Find all lines in the records that include the word "плафон", and copy them out.

■ **Dataset entries**:
************

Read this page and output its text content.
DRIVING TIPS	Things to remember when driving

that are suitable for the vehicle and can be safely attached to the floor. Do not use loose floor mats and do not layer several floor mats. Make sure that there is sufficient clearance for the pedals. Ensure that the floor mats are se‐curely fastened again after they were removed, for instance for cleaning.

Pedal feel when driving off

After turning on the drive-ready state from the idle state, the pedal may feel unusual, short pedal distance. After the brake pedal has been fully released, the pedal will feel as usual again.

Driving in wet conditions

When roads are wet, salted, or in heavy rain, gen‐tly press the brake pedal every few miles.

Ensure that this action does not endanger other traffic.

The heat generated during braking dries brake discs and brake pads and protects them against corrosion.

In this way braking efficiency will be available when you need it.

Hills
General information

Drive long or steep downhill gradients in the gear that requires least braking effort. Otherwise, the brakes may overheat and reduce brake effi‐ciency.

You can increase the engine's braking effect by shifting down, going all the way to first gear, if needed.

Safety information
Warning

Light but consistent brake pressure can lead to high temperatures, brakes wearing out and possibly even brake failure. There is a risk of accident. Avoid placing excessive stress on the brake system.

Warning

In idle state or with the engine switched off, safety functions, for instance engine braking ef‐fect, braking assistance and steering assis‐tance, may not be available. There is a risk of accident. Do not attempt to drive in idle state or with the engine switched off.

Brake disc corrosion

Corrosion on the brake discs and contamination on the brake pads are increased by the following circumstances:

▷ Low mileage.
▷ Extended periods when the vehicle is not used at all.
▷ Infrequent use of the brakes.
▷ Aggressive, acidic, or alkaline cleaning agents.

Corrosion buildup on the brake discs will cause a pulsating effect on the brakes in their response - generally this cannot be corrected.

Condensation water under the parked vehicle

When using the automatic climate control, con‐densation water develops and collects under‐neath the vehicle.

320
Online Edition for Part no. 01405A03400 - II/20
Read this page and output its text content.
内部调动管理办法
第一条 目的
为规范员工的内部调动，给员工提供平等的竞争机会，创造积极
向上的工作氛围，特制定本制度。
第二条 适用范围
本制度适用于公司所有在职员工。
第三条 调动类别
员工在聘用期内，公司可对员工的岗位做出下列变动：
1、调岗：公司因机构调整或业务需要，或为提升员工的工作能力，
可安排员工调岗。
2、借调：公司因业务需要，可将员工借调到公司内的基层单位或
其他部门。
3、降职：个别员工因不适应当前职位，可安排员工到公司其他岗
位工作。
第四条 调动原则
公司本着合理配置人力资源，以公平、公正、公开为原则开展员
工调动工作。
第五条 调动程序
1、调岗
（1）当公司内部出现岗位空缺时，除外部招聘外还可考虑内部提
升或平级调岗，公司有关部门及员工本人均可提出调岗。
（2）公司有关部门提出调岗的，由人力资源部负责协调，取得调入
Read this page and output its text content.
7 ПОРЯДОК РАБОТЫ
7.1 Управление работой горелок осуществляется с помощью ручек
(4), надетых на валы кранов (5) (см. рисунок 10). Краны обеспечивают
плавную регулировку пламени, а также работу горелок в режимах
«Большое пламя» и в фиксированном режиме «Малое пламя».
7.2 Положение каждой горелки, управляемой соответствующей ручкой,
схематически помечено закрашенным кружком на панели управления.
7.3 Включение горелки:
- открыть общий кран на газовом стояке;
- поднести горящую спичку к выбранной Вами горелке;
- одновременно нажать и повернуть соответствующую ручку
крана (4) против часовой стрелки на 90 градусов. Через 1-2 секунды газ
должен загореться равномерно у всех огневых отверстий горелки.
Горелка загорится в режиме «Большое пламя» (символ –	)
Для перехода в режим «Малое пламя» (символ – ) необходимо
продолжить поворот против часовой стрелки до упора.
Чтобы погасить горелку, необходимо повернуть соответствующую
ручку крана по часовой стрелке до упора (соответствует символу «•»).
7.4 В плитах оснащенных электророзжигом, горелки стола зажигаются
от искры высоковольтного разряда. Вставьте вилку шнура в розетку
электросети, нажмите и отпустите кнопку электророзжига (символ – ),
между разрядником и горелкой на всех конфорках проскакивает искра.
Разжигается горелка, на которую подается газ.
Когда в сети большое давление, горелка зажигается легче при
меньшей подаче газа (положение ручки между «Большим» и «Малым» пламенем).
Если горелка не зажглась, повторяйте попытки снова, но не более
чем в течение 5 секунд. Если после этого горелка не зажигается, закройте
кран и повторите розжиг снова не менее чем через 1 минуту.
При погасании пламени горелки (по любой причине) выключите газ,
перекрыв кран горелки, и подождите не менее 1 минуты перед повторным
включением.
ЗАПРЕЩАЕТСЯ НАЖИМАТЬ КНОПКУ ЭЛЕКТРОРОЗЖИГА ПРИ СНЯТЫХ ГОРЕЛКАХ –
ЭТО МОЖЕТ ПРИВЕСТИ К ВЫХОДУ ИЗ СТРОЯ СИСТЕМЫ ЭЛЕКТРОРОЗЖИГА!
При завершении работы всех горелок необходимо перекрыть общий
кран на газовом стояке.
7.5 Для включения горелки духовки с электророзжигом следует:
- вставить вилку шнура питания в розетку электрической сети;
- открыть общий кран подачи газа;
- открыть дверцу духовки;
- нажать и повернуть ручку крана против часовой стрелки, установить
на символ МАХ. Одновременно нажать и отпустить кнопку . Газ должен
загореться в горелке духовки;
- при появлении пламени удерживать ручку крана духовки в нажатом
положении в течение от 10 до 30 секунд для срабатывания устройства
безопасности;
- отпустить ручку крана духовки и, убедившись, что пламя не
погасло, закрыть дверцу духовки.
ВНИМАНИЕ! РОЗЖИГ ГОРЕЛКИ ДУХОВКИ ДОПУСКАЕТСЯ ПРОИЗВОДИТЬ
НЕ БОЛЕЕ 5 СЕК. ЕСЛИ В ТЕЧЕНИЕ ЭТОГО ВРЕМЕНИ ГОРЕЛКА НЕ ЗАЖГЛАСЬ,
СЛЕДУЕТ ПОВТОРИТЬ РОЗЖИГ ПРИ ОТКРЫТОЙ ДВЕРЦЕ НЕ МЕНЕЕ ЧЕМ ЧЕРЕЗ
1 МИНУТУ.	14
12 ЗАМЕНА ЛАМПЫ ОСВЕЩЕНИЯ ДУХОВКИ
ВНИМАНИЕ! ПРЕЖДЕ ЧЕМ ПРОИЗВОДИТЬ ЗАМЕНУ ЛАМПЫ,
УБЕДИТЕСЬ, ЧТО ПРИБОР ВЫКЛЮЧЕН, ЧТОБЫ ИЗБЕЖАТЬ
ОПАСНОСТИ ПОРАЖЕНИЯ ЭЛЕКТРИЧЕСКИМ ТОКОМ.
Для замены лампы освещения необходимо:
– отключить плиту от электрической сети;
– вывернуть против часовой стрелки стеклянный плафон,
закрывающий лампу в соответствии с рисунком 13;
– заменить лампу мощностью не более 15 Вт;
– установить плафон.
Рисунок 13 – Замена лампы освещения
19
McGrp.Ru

************

■ **Solution for this exercise**:
– вывернуть против часовой стрелки стеклянный плафон,
– установить плафон.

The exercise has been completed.